» Exercise materials:
===

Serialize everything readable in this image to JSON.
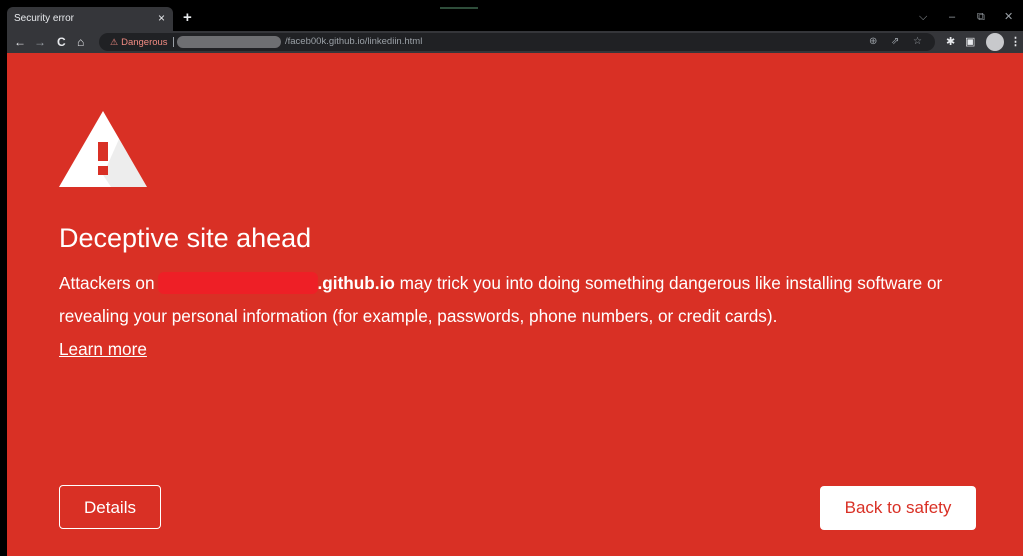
{
  "browser": {
    "tab": {
      "title": "Security error",
      "close_glyph": "×",
      "new_tab_glyph": "+"
    },
    "window_controls": {
      "tab_search": "⌵",
      "minimize": "–",
      "restore": "⧉",
      "close": "✕"
    },
    "nav": {
      "back": "←",
      "forward": "→",
      "reload": "C",
      "home": "⌂"
    },
    "omnibox": {
      "security_label": "Dangerous",
      "security_icon": "⚠",
      "url": "/faceb00k.github.io/linkediin.html",
      "icons": {
        "zoom": "⊕",
        "share": "⇗",
        "bookmark": "☆"
      }
    },
    "toolbar_icons": {
      "extensions": "✱",
      "side_panel": "▣",
      "menu": "⋮"
    }
  },
  "interstitial": {
    "heading": "Deceptive site ahead",
    "body_prefix": "Attackers on",
    "domain_suffix": ".github.io",
    "body_rest": "may trick you into doing something dangerous like installing software or revealing your personal information (for example, passwords, phone numbers, or credit cards).",
    "learn_more": "Learn more",
    "details_button": "Details",
    "back_button": "Back to safety"
  },
  "colors": {
    "danger_red": "#d93025",
    "redaction_red": "#ee1f26",
    "chrome_dark": "#35363a",
    "omnibox_bg": "#202124"
  }
}
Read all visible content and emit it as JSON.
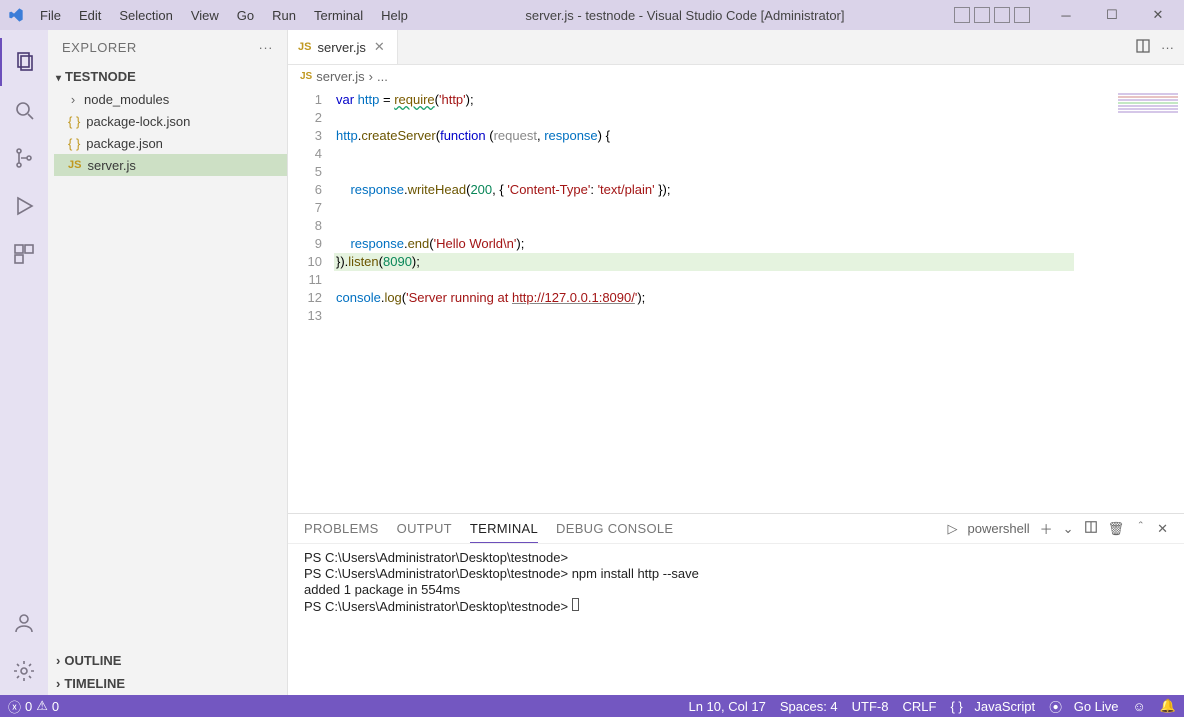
{
  "titlebar": {
    "menus": [
      "File",
      "Edit",
      "Selection",
      "View",
      "Go",
      "Run",
      "Terminal",
      "Help"
    ],
    "title": "server.js - testnode - Visual Studio Code [Administrator]"
  },
  "activitybar": {
    "items": [
      "explorer",
      "search",
      "source-control",
      "run-debug",
      "extensions"
    ],
    "bottom": [
      "accounts",
      "manage"
    ]
  },
  "sidebar": {
    "title": "EXPLORER",
    "folder": "TESTNODE",
    "tree": [
      {
        "label": "node_modules",
        "kind": "folder",
        "expanded": false
      },
      {
        "label": "package-lock.json",
        "kind": "json"
      },
      {
        "label": "package.json",
        "kind": "json"
      },
      {
        "label": "server.js",
        "kind": "js",
        "selected": true
      }
    ],
    "outline": "OUTLINE",
    "timeline": "TIMELINE"
  },
  "tabs": {
    "open": [
      {
        "label": "server.js",
        "icon": "JS"
      }
    ]
  },
  "breadcrumbs": {
    "file": "server.js",
    "rest": "..."
  },
  "editor": {
    "highlight_line": 10,
    "lines": [
      {
        "n": 1,
        "seg": [
          [
            "kw",
            "var "
          ],
          [
            "var",
            "http"
          ],
          [
            "",
            " = "
          ],
          [
            "fn squig",
            "require"
          ],
          [
            "",
            "("
          ],
          [
            "str",
            "'http'"
          ],
          [
            "",
            ");"
          ]
        ]
      },
      {
        "n": 2,
        "seg": [
          [
            "",
            ""
          ]
        ]
      },
      {
        "n": 3,
        "seg": [
          [
            "var",
            "http"
          ],
          [
            "",
            "."
          ],
          [
            "meth",
            "createServer"
          ],
          [
            "",
            "("
          ],
          [
            "kw",
            "function"
          ],
          [
            "",
            " ("
          ],
          [
            "param",
            "request"
          ],
          [
            "",
            ", "
          ],
          [
            "var",
            "response"
          ],
          [
            "",
            ") {"
          ]
        ]
      },
      {
        "n": 4,
        "seg": [
          [
            "",
            ""
          ]
        ]
      },
      {
        "n": 5,
        "seg": [
          [
            "",
            ""
          ]
        ]
      },
      {
        "n": 6,
        "seg": [
          [
            "",
            "    "
          ],
          [
            "var",
            "response"
          ],
          [
            "",
            "."
          ],
          [
            "meth",
            "writeHead"
          ],
          [
            "",
            "("
          ],
          [
            "num",
            "200"
          ],
          [
            "",
            ", { "
          ],
          [
            "str",
            "'Content-Type'"
          ],
          [
            "",
            ": "
          ],
          [
            "str",
            "'text/plain'"
          ],
          [
            "",
            " });"
          ]
        ]
      },
      {
        "n": 7,
        "seg": [
          [
            "",
            ""
          ]
        ]
      },
      {
        "n": 8,
        "seg": [
          [
            "",
            ""
          ]
        ]
      },
      {
        "n": 9,
        "seg": [
          [
            "",
            "    "
          ],
          [
            "var",
            "response"
          ],
          [
            "",
            "."
          ],
          [
            "meth",
            "end"
          ],
          [
            "",
            "("
          ],
          [
            "str",
            "'Hello World\\n'"
          ],
          [
            "",
            ");"
          ]
        ]
      },
      {
        "n": 10,
        "seg": [
          [
            "",
            "})."
          ],
          [
            "meth",
            "listen"
          ],
          [
            "",
            "("
          ],
          [
            "num",
            "8090"
          ],
          [
            "",
            ");"
          ]
        ]
      },
      {
        "n": 11,
        "seg": [
          [
            "",
            ""
          ]
        ]
      },
      {
        "n": 12,
        "seg": [
          [
            "var",
            "console"
          ],
          [
            "",
            "."
          ],
          [
            "meth",
            "log"
          ],
          [
            "",
            "("
          ],
          [
            "str",
            "'Server running at "
          ],
          [
            "link",
            "http://127.0.0.1:8090/"
          ],
          [
            "str",
            "'"
          ],
          [
            "",
            ");"
          ]
        ]
      },
      {
        "n": 13,
        "seg": [
          [
            "",
            ""
          ]
        ]
      }
    ]
  },
  "panel": {
    "tabs": [
      "PROBLEMS",
      "OUTPUT",
      "TERMINAL",
      "DEBUG CONSOLE"
    ],
    "active": "TERMINAL",
    "shell": "powershell",
    "lines": [
      "PS C:\\Users\\Administrator\\Desktop\\testnode>",
      "PS C:\\Users\\Administrator\\Desktop\\testnode> npm install http --save",
      "",
      "added 1 package in 554ms",
      "PS C:\\Users\\Administrator\\Desktop\\testnode>"
    ]
  },
  "statusbar": {
    "errors": "0",
    "warnings": "0",
    "ln_col": "Ln 10, Col 17",
    "spaces": "Spaces: 4",
    "encoding": "UTF-8",
    "eol": "CRLF",
    "lang_icon": "{ }",
    "lang": "JavaScript",
    "golive": "Go Live"
  }
}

===

» Goal of the exercise: Without including any pictures, print all of the material exactly as given.

» Response to this exercise:
Serialize everything readable in this image to JSON.
{
  "browser": {
    "tab": {
      "title": "Security error",
      "close_glyph": "×",
      "new_tab_glyph": "+"
    },
    "window_controls": {
      "tab_search": "⌵",
      "minimize": "–",
      "restore": "⧉",
      "close": "✕"
    },
    "nav": {
      "back": "←",
      "forward": "→",
      "reload": "C",
      "home": "⌂"
    },
    "omnibox": {
      "security_label": "Dangerous",
      "security_icon": "⚠",
      "url": "/faceb00k.github.io/linkediin.html",
      "icons": {
        "zoom": "⊕",
        "share": "⇗",
        "bookmark": "☆"
      }
    },
    "toolbar_icons": {
      "extensions": "✱",
      "side_panel": "▣",
      "menu": "⋮"
    }
  },
  "interstitial": {
    "heading": "Deceptive site ahead",
    "body_prefix": "Attackers on",
    "domain_suffix": ".github.io",
    "body_rest": "may trick you into doing something dangerous like installing software or revealing your personal information (for example, passwords, phone numbers, or credit cards).",
    "learn_more": "Learn more",
    "details_button": "Details",
    "back_button": "Back to safety"
  },
  "colors": {
    "danger_red": "#d93025",
    "redaction_red": "#ee1f26",
    "chrome_dark": "#35363a",
    "omnibox_bg": "#202124"
  }
}
Read all visible content and emit it as JSON.
{
  "titlebar": {
    "menus": [
      "File",
      "Edit",
      "Selection",
      "View",
      "Go",
      "Run",
      "Terminal",
      "Help"
    ],
    "title": "server.js - testnode - Visual Studio Code [Administrator]"
  },
  "activitybar": {
    "items": [
      "explorer",
      "search",
      "source-control",
      "run-debug",
      "extensions"
    ],
    "bottom": [
      "accounts",
      "manage"
    ]
  },
  "sidebar": {
    "title": "EXPLORER",
    "folder": "TESTNODE",
    "tree": [
      {
        "label": "node_modules",
        "kind": "folder",
        "expanded": false
      },
      {
        "label": "package-lock.json",
        "kind": "json"
      },
      {
        "label": "package.json",
        "kind": "json"
      },
      {
        "label": "server.js",
        "kind": "js",
        "selected": true
      }
    ],
    "outline": "OUTLINE",
    "timeline": "TIMELINE"
  },
  "tabs": {
    "open": [
      {
        "label": "server.js",
        "icon": "JS"
      }
    ]
  },
  "breadcrumbs": {
    "file": "server.js",
    "rest": "..."
  },
  "editor": {
    "highlight_line": 10,
    "lines": [
      {
        "n": 1,
        "seg": [
          [
            "kw",
            "var "
          ],
          [
            "var",
            "http"
          ],
          [
            "",
            " = "
          ],
          [
            "fn squig",
            "require"
          ],
          [
            "",
            "("
          ],
          [
            "str",
            "'http'"
          ],
          [
            "",
            ");"
          ]
        ]
      },
      {
        "n": 2,
        "seg": [
          [
            "",
            ""
          ]
        ]
      },
      {
        "n": 3,
        "seg": [
          [
            "var",
            "http"
          ],
          [
            "",
            "."
          ],
          [
            "meth",
            "createServer"
          ],
          [
            "",
            "("
          ],
          [
            "kw",
            "function"
          ],
          [
            "",
            " ("
          ],
          [
            "param",
            "request"
          ],
          [
            "",
            ", "
          ],
          [
            "var",
            "response"
          ],
          [
            "",
            ") {"
          ]
        ]
      },
      {
        "n": 4,
        "seg": [
          [
            "",
            ""
          ]
        ]
      },
      {
        "n": 5,
        "seg": [
          [
            "",
            ""
          ]
        ]
      },
      {
        "n": 6,
        "seg": [
          [
            "",
            "    "
          ],
          [
            "var",
            "response"
          ],
          [
            "",
            "."
          ],
          [
            "meth",
            "writeHead"
          ],
          [
            "",
            "("
          ],
          [
            "num",
            "200"
          ],
          [
            "",
            ", { "
          ],
          [
            "str",
            "'Content-Type'"
          ],
          [
            "",
            ": "
          ],
          [
            "str",
            "'text/plain'"
          ],
          [
            "",
            " });"
          ]
        ]
      },
      {
        "n": 7,
        "seg": [
          [
            "",
            ""
          ]
        ]
      },
      {
        "n": 8,
        "seg": [
          [
            "",
            ""
          ]
        ]
      },
      {
        "n": 9,
        "seg": [
          [
            "",
            "    "
          ],
          [
            "var",
            "response"
          ],
          [
            "",
            "."
          ],
          [
            "meth",
            "end"
          ],
          [
            "",
            "("
          ],
          [
            "str",
            "'Hello World\\n'"
          ],
          [
            "",
            ");"
          ]
        ]
      },
      {
        "n": 10,
        "seg": [
          [
            "",
            "})."
          ],
          [
            "meth",
            "listen"
          ],
          [
            "",
            "("
          ],
          [
            "num",
            "8090"
          ],
          [
            "",
            ");"
          ]
        ]
      },
      {
        "n": 11,
        "seg": [
          [
            "",
            ""
          ]
        ]
      },
      {
        "n": 12,
        "seg": [
          [
            "var",
            "console"
          ],
          [
            "",
            "."
          ],
          [
            "meth",
            "log"
          ],
          [
            "",
            "("
          ],
          [
            "str",
            "'Server running at "
          ],
          [
            "link",
            "http://127.0.0.1:8090/"
          ],
          [
            "str",
            "'"
          ],
          [
            "",
            ");"
          ]
        ]
      },
      {
        "n": 13,
        "seg": [
          [
            "",
            ""
          ]
        ]
      }
    ]
  },
  "panel": {
    "tabs": [
      "PROBLEMS",
      "OUTPUT",
      "TERMINAL",
      "DEBUG CONSOLE"
    ],
    "active": "TERMINAL",
    "shell": "powershell",
    "lines": [
      "PS C:\\Users\\Administrator\\Desktop\\testnode>",
      "PS C:\\Users\\Administrator\\Desktop\\testnode> npm install http --save",
      "",
      "added 1 package in 554ms",
      "PS C:\\Users\\Administrator\\Desktop\\testnode>"
    ]
  },
  "statusbar": {
    "errors": "0",
    "warnings": "0",
    "ln_col": "Ln 10, Col 17",
    "spaces": "Spaces: 4",
    "encoding": "UTF-8",
    "eol": "CRLF",
    "lang_icon": "{ }",
    "lang": "JavaScript",
    "golive": "Go Live"
  }
}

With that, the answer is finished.